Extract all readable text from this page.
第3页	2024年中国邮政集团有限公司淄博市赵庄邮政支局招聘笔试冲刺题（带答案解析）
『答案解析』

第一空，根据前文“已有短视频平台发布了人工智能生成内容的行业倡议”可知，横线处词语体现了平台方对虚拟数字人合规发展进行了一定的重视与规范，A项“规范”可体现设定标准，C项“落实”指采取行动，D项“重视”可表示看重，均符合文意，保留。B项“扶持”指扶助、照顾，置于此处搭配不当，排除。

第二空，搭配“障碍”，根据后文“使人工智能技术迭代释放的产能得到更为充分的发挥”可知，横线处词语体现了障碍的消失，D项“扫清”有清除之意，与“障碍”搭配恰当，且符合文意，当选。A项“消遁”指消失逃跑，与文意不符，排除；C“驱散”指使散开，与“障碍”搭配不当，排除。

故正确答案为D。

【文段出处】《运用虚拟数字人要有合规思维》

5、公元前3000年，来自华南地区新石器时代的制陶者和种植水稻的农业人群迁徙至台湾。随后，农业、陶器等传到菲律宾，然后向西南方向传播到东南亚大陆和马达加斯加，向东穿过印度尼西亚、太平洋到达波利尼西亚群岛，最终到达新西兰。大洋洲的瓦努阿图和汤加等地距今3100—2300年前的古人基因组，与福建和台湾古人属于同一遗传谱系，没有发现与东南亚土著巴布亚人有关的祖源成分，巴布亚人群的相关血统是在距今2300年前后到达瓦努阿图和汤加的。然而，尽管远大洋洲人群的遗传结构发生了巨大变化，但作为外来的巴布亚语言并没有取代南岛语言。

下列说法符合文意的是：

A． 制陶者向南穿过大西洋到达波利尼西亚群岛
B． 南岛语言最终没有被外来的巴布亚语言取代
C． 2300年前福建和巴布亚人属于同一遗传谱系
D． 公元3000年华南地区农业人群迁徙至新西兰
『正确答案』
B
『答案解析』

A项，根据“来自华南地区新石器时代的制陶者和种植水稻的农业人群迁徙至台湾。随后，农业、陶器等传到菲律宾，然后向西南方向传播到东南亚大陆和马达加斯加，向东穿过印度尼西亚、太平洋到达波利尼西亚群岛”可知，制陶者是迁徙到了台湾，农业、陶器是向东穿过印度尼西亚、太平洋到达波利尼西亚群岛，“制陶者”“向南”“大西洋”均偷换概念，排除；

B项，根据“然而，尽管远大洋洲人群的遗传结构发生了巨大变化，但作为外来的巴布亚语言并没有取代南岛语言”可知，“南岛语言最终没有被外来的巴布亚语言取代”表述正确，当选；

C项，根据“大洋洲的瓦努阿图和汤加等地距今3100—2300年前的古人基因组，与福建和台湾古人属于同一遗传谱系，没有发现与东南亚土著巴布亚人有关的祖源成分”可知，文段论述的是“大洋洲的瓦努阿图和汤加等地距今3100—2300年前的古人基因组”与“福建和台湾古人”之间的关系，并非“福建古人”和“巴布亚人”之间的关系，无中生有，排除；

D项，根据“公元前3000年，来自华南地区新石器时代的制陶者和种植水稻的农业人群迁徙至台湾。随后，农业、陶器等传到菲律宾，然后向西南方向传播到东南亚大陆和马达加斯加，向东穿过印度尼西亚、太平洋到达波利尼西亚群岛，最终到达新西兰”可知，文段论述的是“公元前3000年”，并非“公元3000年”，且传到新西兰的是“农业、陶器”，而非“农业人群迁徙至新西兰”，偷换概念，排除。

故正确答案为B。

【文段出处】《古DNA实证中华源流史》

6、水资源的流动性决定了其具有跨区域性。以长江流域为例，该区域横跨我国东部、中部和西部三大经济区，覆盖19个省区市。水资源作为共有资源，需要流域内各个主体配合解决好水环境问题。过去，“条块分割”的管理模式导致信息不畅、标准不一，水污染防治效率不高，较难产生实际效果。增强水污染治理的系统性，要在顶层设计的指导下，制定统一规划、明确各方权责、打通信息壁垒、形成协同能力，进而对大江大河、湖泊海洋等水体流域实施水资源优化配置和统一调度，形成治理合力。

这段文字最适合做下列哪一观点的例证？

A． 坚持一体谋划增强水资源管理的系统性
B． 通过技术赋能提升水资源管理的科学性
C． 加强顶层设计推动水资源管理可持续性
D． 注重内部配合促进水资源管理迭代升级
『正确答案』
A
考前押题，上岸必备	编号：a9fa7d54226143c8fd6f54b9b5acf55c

## TASK PROMPT:
Repeat the preceding lines exactly, please, every one of them.

## WRITTEN RESPONSE:
Extract all readable text from this page.
第3页	2024年中国邮政集团有限公司淄博市赵庄邮政支局招聘笔试冲刺题（带答案解析）
『答案解析』

第一空，根据前文“已有短视频平台发布了人工智能生成内容的行业倡议”可知，横线处词语体现了平台方对虚拟数字人合规发展进行了一定的重视与规范，A项“规范”可体现设定标准，C项“落实”指采取行动，D项“重视”可表示看重，均符合文意，保留。B项“扶持”指扶助、照顾，置于此处搭配不当，排除。

第二空，搭配“障碍”，根据后文“使人工智能技术迭代释放的产能得到更为充分的发挥”可知，横线处词语体现了障碍的消失，D项“扫清”有清除之意，与“障碍”搭配恰当，且符合文意，当选。A项“消遁”指消失逃跑，与文意不符，排除；C“驱散”指使散开，与“障碍”搭配不当，排除。

故正确答案为D。

【文段出处】《运用虚拟数字人要有合规思维》

5、公元前3000年，来自华南地区新石器时代的制陶者和种植水稻的农业人群迁徙至台湾。随后，农业、陶器等传到菲律宾，然后向西南方向传播到东南亚大陆和马达加斯加，向东穿过印度尼西亚、太平洋到达波利尼西亚群岛，最终到达新西兰。大洋洲的瓦努阿图和汤加等地距今3100—2300年前的古人基因组，与福建和台湾古人属于同一遗传谱系，没有发现与东南亚土著巴布亚人有关的祖源成分，巴布亚人群的相关血统是在距今2300年前后到达瓦努阿图和汤加的。然而，尽管远大洋洲人群的遗传结构发生了巨大变化，但作为外来的巴布亚语言并没有取代南岛语言。

下列说法符合文意的是：

A． 制陶者向南穿过大西洋到达波利尼西亚群岛
B． 南岛语言最终没有被外来的巴布亚语言取代
C． 2300年前福建和巴布亚人属于同一遗传谱系
D． 公元3000年华南地区农业人群迁徙至新西兰
『正确答案』
B
『答案解析』

A项，根据“来自华南地区新石器时代的制陶者和种植水稻的农业人群迁徙至台湾。随后，农业、陶器等传到菲律宾，然后向西南方向传播到东南亚大陆和马达加斯加，向东穿过印度尼西亚、太平洋到达波利尼西亚群岛”可知，制陶者是迁徙到了台湾，农业、陶器是向东穿过印度尼西亚、太平洋到达波利尼西亚群岛，“制陶者”“向南”“大西洋”均偷换概念，排除；

B项，根据“然而，尽管远大洋洲人群的遗传结构发生了巨大变化，但作为外来的巴布亚语言并没有取代南岛语言”可知，“南岛语言最终没有被外来的巴布亚语言取代”表述正确，当选；

C项，根据“大洋洲的瓦努阿图和汤加等地距今3100—2300年前的古人基因组，与福建和台湾古人属于同一遗传谱系，没有发现与东南亚土著巴布亚人有关的祖源成分”可知，文段论述的是“大洋洲的瓦努阿图和汤加等地距今3100—2300年前的古人基因组”与“福建和台湾古人”之间的关系，并非“福建古人”和“巴布亚人”之间的关系，无中生有，排除；

D项，根据“公元前3000年，来自华南地区新石器时代的制陶者和种植水稻的农业人群迁徙至台湾。随后，农业、陶器等传到菲律宾，然后向西南方向传播到东南亚大陆和马达加斯加，向东穿过印度尼西亚、太平洋到达波利尼西亚群岛，最终到达新西兰”可知，文段论述的是“公元前3000年”，并非“公元3000年”，且传到新西兰的是“农业、陶器”，而非“农业人群迁徙至新西兰”，偷换概念，排除。

故正确答案为B。

【文段出处】《古DNA实证中华源流史》

6、水资源的流动性决定了其具有跨区域性。以长江流域为例，该区域横跨我国东部、中部和西部三大经济区，覆盖19个省区市。水资源作为共有资源，需要流域内各个主体配合解决好水环境问题。过去，“条块分割”的管理模式导致信息不畅、标准不一，水污染防治效率不高，较难产生实际效果。增强水污染治理的系统性，要在顶层设计的指导下，制定统一规划、明确各方权责、打通信息壁垒、形成协同能力，进而对大江大河、湖泊海洋等水体流域实施水资源优化配置和统一调度，形成治理合力。

这段文字最适合做下列哪一观点的例证？

A． 坚持一体谋划增强水资源管理的系统性
B． 通过技术赋能提升水资源管理的科学性
C． 加强顶层设计推动水资源管理可持续性
D． 注重内部配合促进水资源管理迭代升级
『正确答案』
A
考前押题，上岸必备	编号：a9fa7d54226143c8fd6f54b9b5acf55c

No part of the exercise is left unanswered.